Stored items from a collection:
START

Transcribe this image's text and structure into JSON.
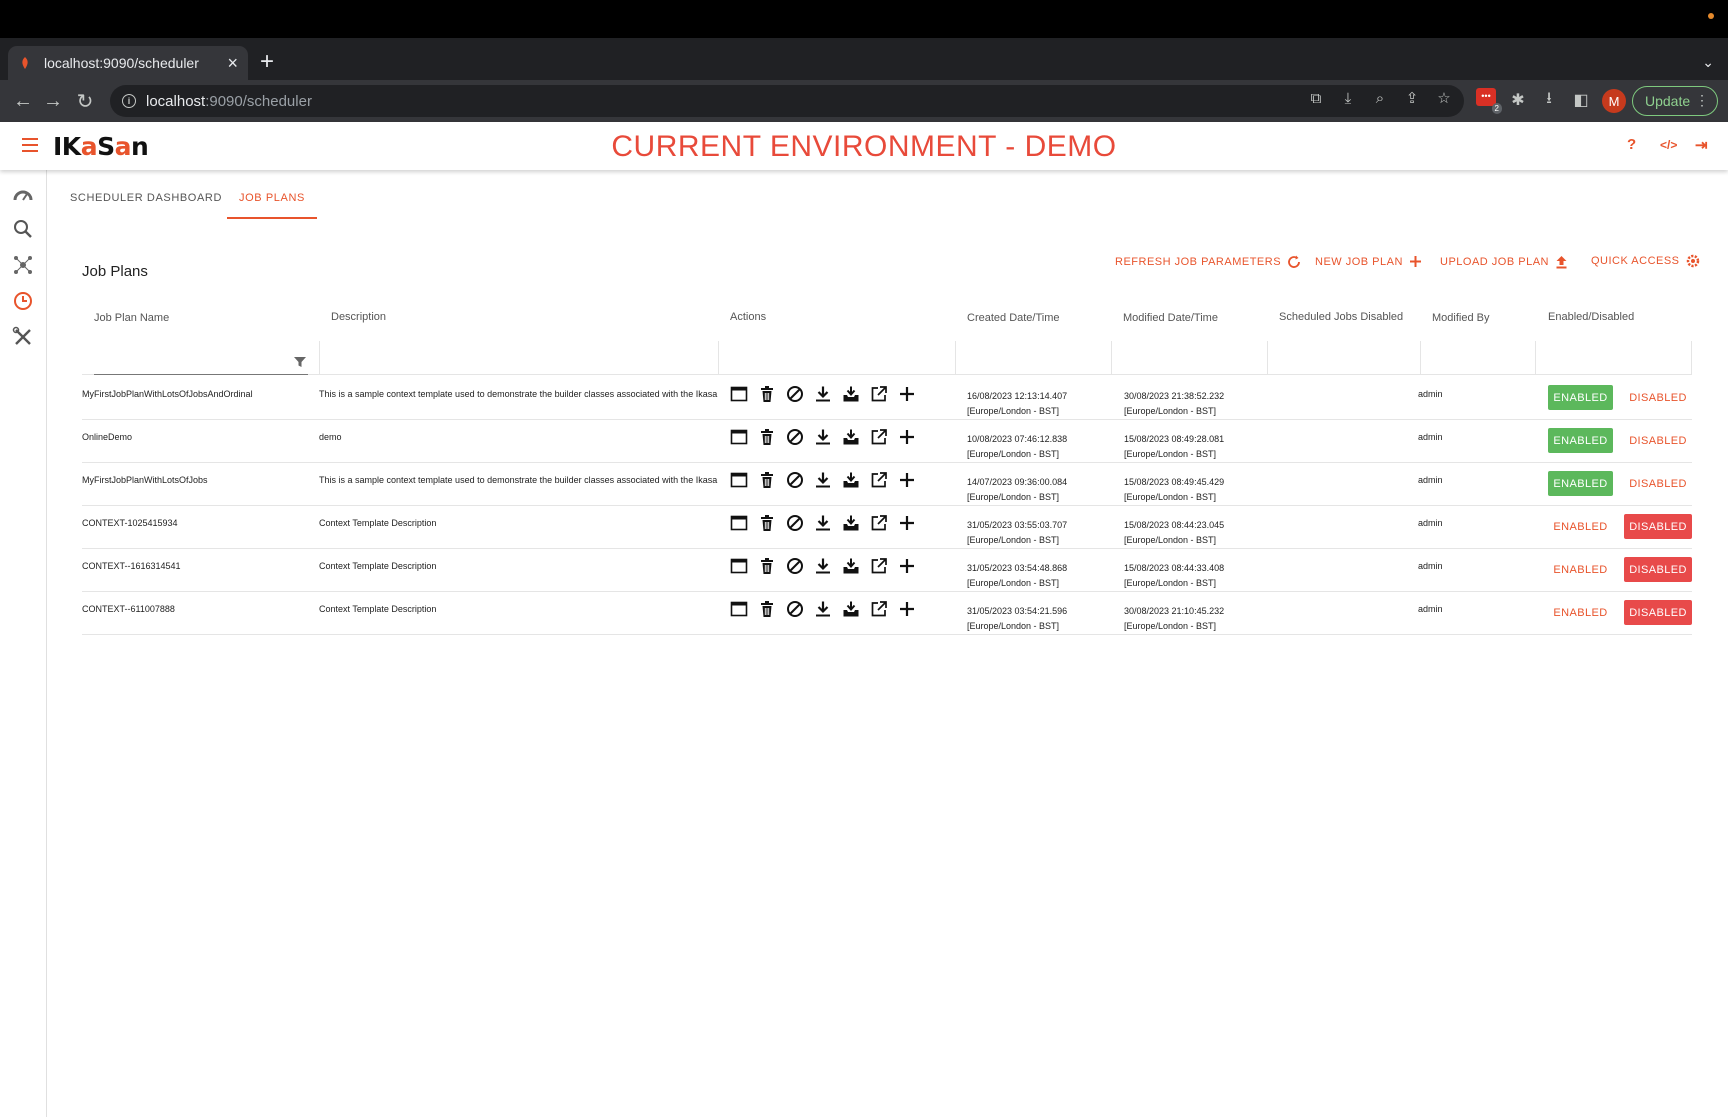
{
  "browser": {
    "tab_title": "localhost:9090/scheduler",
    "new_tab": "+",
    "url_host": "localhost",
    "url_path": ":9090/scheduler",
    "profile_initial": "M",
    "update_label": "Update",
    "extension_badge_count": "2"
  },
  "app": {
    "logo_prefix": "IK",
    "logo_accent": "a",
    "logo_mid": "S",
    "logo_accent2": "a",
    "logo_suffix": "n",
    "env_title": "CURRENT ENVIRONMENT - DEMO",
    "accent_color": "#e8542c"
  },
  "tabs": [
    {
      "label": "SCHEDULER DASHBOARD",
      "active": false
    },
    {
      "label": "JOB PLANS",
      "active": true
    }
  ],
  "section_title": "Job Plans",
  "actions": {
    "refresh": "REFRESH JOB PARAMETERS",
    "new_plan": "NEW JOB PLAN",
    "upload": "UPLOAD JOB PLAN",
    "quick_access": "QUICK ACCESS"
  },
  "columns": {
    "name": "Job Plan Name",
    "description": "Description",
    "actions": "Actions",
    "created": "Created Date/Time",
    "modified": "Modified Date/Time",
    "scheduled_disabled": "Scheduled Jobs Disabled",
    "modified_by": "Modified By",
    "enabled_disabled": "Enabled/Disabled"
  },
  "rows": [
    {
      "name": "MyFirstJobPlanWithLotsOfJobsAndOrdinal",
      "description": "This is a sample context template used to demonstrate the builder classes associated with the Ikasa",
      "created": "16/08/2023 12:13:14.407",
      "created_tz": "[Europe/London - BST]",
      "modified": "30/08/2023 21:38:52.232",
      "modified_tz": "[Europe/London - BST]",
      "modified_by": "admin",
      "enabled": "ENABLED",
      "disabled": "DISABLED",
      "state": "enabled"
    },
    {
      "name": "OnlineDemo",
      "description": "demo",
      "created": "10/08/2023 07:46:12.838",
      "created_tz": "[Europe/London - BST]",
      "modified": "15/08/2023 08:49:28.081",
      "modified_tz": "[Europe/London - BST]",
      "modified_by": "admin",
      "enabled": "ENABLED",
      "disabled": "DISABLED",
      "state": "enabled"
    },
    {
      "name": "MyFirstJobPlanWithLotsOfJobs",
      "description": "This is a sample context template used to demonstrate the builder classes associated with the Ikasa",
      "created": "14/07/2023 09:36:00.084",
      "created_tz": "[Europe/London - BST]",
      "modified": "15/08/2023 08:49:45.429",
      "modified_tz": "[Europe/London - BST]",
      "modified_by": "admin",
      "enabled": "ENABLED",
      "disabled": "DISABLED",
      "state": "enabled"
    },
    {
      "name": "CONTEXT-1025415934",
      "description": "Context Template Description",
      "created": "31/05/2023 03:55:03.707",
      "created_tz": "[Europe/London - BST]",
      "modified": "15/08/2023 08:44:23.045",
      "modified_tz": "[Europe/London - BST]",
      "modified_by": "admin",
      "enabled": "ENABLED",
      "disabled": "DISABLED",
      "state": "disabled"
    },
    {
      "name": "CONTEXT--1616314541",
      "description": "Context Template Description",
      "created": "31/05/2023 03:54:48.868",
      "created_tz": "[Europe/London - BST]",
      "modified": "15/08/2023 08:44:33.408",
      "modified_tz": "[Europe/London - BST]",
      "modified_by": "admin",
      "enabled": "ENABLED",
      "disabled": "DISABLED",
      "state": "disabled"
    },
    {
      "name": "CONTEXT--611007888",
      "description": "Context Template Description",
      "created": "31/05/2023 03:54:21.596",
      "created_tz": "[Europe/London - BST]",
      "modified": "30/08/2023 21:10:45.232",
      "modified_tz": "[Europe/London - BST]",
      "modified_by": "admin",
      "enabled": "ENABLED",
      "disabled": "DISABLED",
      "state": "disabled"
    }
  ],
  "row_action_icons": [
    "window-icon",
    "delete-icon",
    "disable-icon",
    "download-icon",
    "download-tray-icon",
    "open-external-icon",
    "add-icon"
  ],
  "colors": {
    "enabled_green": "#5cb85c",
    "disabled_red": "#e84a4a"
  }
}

END

- _Exercise details_
Images in the records should not be copied. Repeat all the rest exactly.

- _Task response_
Transcribe this image's text and structure into JSON.
{
  "browser": {
    "tab_title": "localhost:9090/scheduler",
    "new_tab": "+",
    "url_host": "localhost",
    "url_path": ":9090/scheduler",
    "profile_initial": "M",
    "update_label": "Update",
    "extension_badge_count": "2"
  },
  "app": {
    "logo_prefix": "IK",
    "logo_accent": "a",
    "logo_mid": "S",
    "logo_accent2": "a",
    "logo_suffix": "n",
    "env_title": "CURRENT ENVIRONMENT - DEMO",
    "accent_color": "#e8542c"
  },
  "tabs": [
    {
      "label": "SCHEDULER DASHBOARD",
      "active": false
    },
    {
      "label": "JOB PLANS",
      "active": true
    }
  ],
  "section_title": "Job Plans",
  "actions": {
    "refresh": "REFRESH JOB PARAMETERS",
    "new_plan": "NEW JOB PLAN",
    "upload": "UPLOAD JOB PLAN",
    "quick_access": "QUICK ACCESS"
  },
  "columns": {
    "name": "Job Plan Name",
    "description": "Description",
    "actions": "Actions",
    "created": "Created Date/Time",
    "modified": "Modified Date/Time",
    "scheduled_disabled": "Scheduled Jobs Disabled",
    "modified_by": "Modified By",
    "enabled_disabled": "Enabled/Disabled"
  },
  "rows": [
    {
      "name": "MyFirstJobPlanWithLotsOfJobsAndOrdinal",
      "description": "This is a sample context template used to demonstrate the builder classes associated with the Ikasa",
      "created": "16/08/2023 12:13:14.407",
      "created_tz": "[Europe/London - BST]",
      "modified": "30/08/2023 21:38:52.232",
      "modified_tz": "[Europe/London - BST]",
      "modified_by": "admin",
      "enabled": "ENABLED",
      "disabled": "DISABLED",
      "state": "enabled"
    },
    {
      "name": "OnlineDemo",
      "description": "demo",
      "created": "10/08/2023 07:46:12.838",
      "created_tz": "[Europe/London - BST]",
      "modified": "15/08/2023 08:49:28.081",
      "modified_tz": "[Europe/London - BST]",
      "modified_by": "admin",
      "enabled": "ENABLED",
      "disabled": "DISABLED",
      "state": "enabled"
    },
    {
      "name": "MyFirstJobPlanWithLotsOfJobs",
      "description": "This is a sample context template used to demonstrate the builder classes associated with the Ikasa",
      "created": "14/07/2023 09:36:00.084",
      "created_tz": "[Europe/London - BST]",
      "modified": "15/08/2023 08:49:45.429",
      "modified_tz": "[Europe/London - BST]",
      "modified_by": "admin",
      "enabled": "ENABLED",
      "disabled": "DISABLED",
      "state": "enabled"
    },
    {
      "name": "CONTEXT-1025415934",
      "description": "Context Template Description",
      "created": "31/05/2023 03:55:03.707",
      "created_tz": "[Europe/London - BST]",
      "modified": "15/08/2023 08:44:23.045",
      "modified_tz": "[Europe/London - BST]",
      "modified_by": "admin",
      "enabled": "ENABLED",
      "disabled": "DISABLED",
      "state": "disabled"
    },
    {
      "name": "CONTEXT--1616314541",
      "description": "Context Template Description",
      "created": "31/05/2023 03:54:48.868",
      "created_tz": "[Europe/London - BST]",
      "modified": "15/08/2023 08:44:33.408",
      "modified_tz": "[Europe/London - BST]",
      "modified_by": "admin",
      "enabled": "ENABLED",
      "disabled": "DISABLED",
      "state": "disabled"
    },
    {
      "name": "CONTEXT--611007888",
      "description": "Context Template Description",
      "created": "31/05/2023 03:54:21.596",
      "created_tz": "[Europe/London - BST]",
      "modified": "30/08/2023 21:10:45.232",
      "modified_tz": "[Europe/London - BST]",
      "modified_by": "admin",
      "enabled": "ENABLED",
      "disabled": "DISABLED",
      "state": "disabled"
    }
  ],
  "row_action_icons": [
    "window-icon",
    "delete-icon",
    "disable-icon",
    "download-icon",
    "download-tray-icon",
    "open-external-icon",
    "add-icon"
  ],
  "colors": {
    "enabled_green": "#5cb85c",
    "disabled_red": "#e84a4a"
  }
}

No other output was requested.